• **TASK REQUIREMENTS**
Gather from the listing below each line that includes the word "République", and copy it.

• **MATERIAL SHOWN**
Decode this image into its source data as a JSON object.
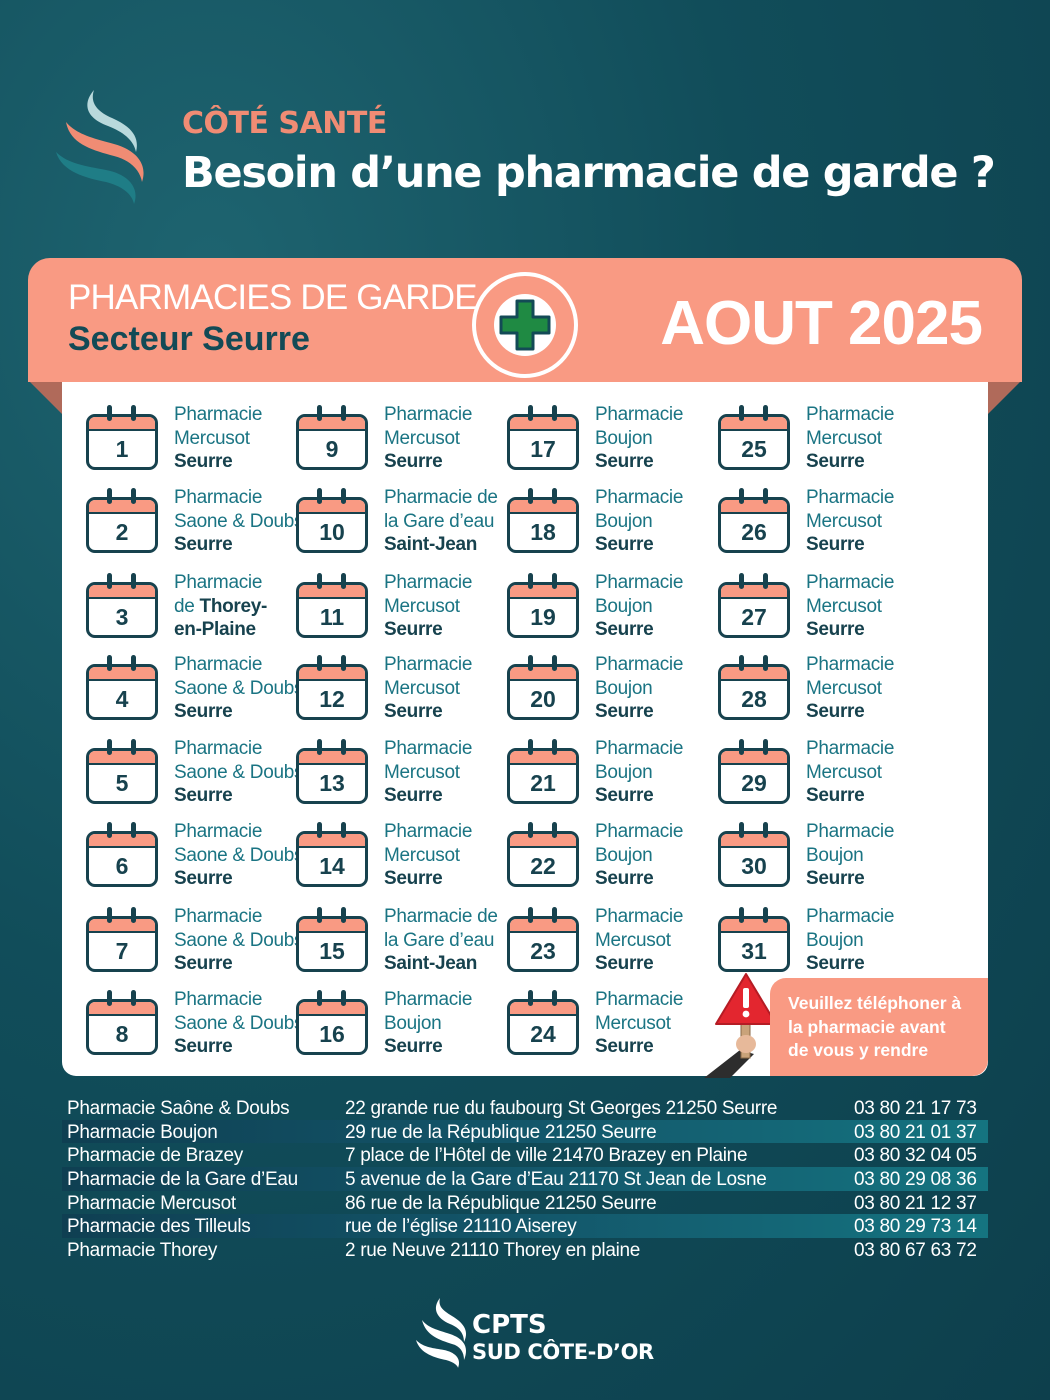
{
  "header": {
    "kicker": "CÔTÉ SANTÉ",
    "title": "Besoin d’une pharmacie de garde ?"
  },
  "banner": {
    "line1": "PHARMACIES DE GARDE",
    "line2": "Secteur Seurre",
    "month": "AOUT 2025",
    "badge_icon": "pharmacy-cross-icon"
  },
  "colors": {
    "background": "#114d5a",
    "accent": "#f99a83",
    "dark": "#17424e",
    "teal_text": "#1a7483",
    "cross_green": "#1f8a43"
  },
  "days": [
    {
      "num": "1",
      "l1": "Pharmacie",
      "l2": "Mercusot",
      "l3": "Seurre"
    },
    {
      "num": "2",
      "l1": "Pharmacie",
      "l2": "Saone & Doubs",
      "l3": "Seurre"
    },
    {
      "num": "3",
      "l1": "Pharmacie",
      "l2a": "de ",
      "l2b": "Thorey-",
      "l3": "en-Plaine"
    },
    {
      "num": "4",
      "l1": "Pharmacie",
      "l2": "Saone & Doubs",
      "l3": "Seurre"
    },
    {
      "num": "5",
      "l1": "Pharmacie",
      "l2": "Saone & Doubs",
      "l3": "Seurre"
    },
    {
      "num": "6",
      "l1": "Pharmacie",
      "l2": "Saone & Doubs",
      "l3": "Seurre"
    },
    {
      "num": "7",
      "l1": "Pharmacie",
      "l2": "Saone & Doubs",
      "l3": "Seurre"
    },
    {
      "num": "8",
      "l1": "Pharmacie",
      "l2": "Saone & Doubs",
      "l3": "Seurre"
    },
    {
      "num": "9",
      "l1": "Pharmacie",
      "l2": "Mercusot",
      "l3": "Seurre"
    },
    {
      "num": "10",
      "l1": "Pharmacie de",
      "l2": "la Gare d’eau",
      "l3": "Saint-Jean"
    },
    {
      "num": "11",
      "l1": "Pharmacie",
      "l2": "Mercusot",
      "l3": "Seurre"
    },
    {
      "num": "12",
      "l1": "Pharmacie",
      "l2": "Mercusot",
      "l3": "Seurre"
    },
    {
      "num": "13",
      "l1": "Pharmacie",
      "l2": "Mercusot",
      "l3": "Seurre"
    },
    {
      "num": "14",
      "l1": "Pharmacie",
      "l2": "Mercusot",
      "l3": "Seurre"
    },
    {
      "num": "15",
      "l1": "Pharmacie de",
      "l2": "la Gare d’eau",
      "l3": "Saint-Jean"
    },
    {
      "num": "16",
      "l1": "Pharmacie",
      "l2": "Boujon",
      "l3": "Seurre"
    },
    {
      "num": "17",
      "l1": "Pharmacie",
      "l2": "Boujon",
      "l3": "Seurre"
    },
    {
      "num": "18",
      "l1": "Pharmacie",
      "l2": "Boujon",
      "l3": "Seurre"
    },
    {
      "num": "19",
      "l1": "Pharmacie",
      "l2": "Boujon",
      "l3": "Seurre"
    },
    {
      "num": "20",
      "l1": "Pharmacie",
      "l2": "Boujon",
      "l3": "Seurre"
    },
    {
      "num": "21",
      "l1": "Pharmacie",
      "l2": "Boujon",
      "l3": "Seurre"
    },
    {
      "num": "22",
      "l1": "Pharmacie",
      "l2": "Boujon",
      "l3": "Seurre"
    },
    {
      "num": "23",
      "l1": "Pharmacie",
      "l2": "Mercusot",
      "l3": "Seurre"
    },
    {
      "num": "24",
      "l1": "Pharmacie",
      "l2": "Mercusot",
      "l3": "Seurre"
    },
    {
      "num": "25",
      "l1": "Pharmacie",
      "l2": "Mercusot",
      "l3": "Seurre"
    },
    {
      "num": "26",
      "l1": "Pharmacie",
      "l2": "Mercusot",
      "l3": "Seurre"
    },
    {
      "num": "27",
      "l1": "Pharmacie",
      "l2": "Mercusot",
      "l3": "Seurre"
    },
    {
      "num": "28",
      "l1": "Pharmacie",
      "l2": "Mercusot",
      "l3": "Seurre"
    },
    {
      "num": "29",
      "l1": "Pharmacie",
      "l2": "Mercusot",
      "l3": "Seurre"
    },
    {
      "num": "30",
      "l1": "Pharmacie",
      "l2": "Boujon",
      "l3": "Seurre"
    },
    {
      "num": "31",
      "l1": "Pharmacie",
      "l2": "Boujon",
      "l3": "Seurre"
    }
  ],
  "warning": {
    "icon": "warning-sign-icon",
    "line1": "Veuillez téléphoner à",
    "line2": "la pharmacie avant",
    "line3": "de vous y rendre"
  },
  "directory": [
    {
      "name": "Pharmacie Saône & Doubs",
      "address": "22 grande rue du faubourg St Georges 21250 Seurre",
      "phone": "03 80 21 17 73"
    },
    {
      "name": "Pharmacie Boujon",
      "address": "29 rue de la République 21250 Seurre",
      "phone": "03 80 21 01 37"
    },
    {
      "name": "Pharmacie de Brazey",
      "address": "7 place de l’Hôtel de ville 21470 Brazey en Plaine",
      "phone": "03 80 32 04 05"
    },
    {
      "name": "Pharmacie de la Gare d’Eau",
      "address": "5 avenue de la Gare d’Eau 21170 St Jean de Losne",
      "phone": "03 80 29 08 36"
    },
    {
      "name": "Pharmacie Mercusot",
      "address": "86 rue de la République 21250 Seurre",
      "phone": "03 80 21 12 37"
    },
    {
      "name": "Pharmacie des Tilleuls",
      "address": "rue de l’église 21110 Aiserey",
      "phone": "03 80 29 73 14"
    },
    {
      "name": "Pharmacie Thorey",
      "address": "2 rue Neuve 21110 Thorey en plaine",
      "phone": "03 80 67 63 72"
    }
  ],
  "footer": {
    "brand_line1": "CPTS",
    "brand_line2": "SUD CÔTE-D’OR",
    "logo_icon": "cpts-waves-logo-icon"
  }
}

• **SOLVED EXERCISE**
      "address": "29 rue de la République 21250 Seurre",
      "address": "86 rue de la République 21250 Seurre",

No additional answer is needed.